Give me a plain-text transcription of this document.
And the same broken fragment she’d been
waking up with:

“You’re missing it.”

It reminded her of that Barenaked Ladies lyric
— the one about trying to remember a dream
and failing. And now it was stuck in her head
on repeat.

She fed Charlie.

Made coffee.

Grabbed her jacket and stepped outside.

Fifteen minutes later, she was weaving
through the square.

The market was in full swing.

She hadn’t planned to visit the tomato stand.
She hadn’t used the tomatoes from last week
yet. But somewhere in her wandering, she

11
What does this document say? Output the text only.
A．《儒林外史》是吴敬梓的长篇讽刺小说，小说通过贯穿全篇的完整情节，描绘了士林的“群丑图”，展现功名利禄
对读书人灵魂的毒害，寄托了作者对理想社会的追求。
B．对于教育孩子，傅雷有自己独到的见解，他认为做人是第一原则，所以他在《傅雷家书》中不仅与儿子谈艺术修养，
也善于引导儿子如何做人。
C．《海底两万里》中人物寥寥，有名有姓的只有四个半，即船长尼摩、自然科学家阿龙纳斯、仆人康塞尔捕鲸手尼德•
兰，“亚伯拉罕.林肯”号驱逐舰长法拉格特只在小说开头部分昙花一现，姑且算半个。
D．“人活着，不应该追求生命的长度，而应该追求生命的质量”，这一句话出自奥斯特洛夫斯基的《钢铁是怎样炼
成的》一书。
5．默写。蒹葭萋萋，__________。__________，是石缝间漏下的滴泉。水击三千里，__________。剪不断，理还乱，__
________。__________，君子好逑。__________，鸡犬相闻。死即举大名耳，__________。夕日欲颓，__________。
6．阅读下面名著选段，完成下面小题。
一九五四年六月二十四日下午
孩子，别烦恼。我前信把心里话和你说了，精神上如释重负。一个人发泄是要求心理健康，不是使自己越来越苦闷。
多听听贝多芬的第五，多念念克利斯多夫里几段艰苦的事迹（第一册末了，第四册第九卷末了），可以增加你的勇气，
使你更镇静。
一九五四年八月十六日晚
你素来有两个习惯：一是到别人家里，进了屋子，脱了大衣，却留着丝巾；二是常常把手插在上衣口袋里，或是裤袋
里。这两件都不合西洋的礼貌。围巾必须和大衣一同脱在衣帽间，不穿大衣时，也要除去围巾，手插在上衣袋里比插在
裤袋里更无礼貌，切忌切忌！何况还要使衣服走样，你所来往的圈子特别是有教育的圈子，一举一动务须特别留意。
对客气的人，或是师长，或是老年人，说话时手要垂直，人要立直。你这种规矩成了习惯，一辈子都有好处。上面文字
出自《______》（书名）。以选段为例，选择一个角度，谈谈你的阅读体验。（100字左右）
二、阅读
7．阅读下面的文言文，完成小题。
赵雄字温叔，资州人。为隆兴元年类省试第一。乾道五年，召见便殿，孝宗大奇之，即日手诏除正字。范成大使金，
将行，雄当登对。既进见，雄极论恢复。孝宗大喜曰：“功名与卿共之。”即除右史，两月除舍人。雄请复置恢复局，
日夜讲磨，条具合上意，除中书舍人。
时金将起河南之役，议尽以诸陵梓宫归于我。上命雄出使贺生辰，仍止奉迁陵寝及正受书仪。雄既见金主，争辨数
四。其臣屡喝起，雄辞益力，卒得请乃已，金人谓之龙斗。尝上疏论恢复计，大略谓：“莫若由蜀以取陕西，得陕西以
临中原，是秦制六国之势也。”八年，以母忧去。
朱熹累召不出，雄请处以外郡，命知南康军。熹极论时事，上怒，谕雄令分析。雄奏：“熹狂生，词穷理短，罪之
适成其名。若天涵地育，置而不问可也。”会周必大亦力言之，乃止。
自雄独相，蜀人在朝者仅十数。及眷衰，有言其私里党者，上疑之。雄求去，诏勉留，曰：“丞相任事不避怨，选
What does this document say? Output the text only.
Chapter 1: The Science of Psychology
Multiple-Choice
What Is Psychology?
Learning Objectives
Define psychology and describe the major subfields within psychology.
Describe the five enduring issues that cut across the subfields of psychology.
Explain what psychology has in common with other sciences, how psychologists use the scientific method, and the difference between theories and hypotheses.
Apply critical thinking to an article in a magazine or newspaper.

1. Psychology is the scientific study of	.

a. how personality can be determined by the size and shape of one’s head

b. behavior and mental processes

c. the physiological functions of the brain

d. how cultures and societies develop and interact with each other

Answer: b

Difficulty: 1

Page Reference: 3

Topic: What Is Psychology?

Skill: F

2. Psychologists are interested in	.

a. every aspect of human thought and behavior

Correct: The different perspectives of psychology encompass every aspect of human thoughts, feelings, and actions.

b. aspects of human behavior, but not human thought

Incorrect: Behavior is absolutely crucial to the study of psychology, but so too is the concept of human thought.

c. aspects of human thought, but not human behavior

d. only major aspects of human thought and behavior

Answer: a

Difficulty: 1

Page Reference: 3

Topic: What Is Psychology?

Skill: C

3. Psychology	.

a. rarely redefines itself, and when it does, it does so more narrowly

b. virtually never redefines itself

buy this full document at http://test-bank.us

________________________

In the listing above, find each line with the word "this" and copy it.

Give me a plain-text transcription of this document.
What does this document say? Output the text only.
What does this document say? Output the text only.
buy this full document at http://test-bank.us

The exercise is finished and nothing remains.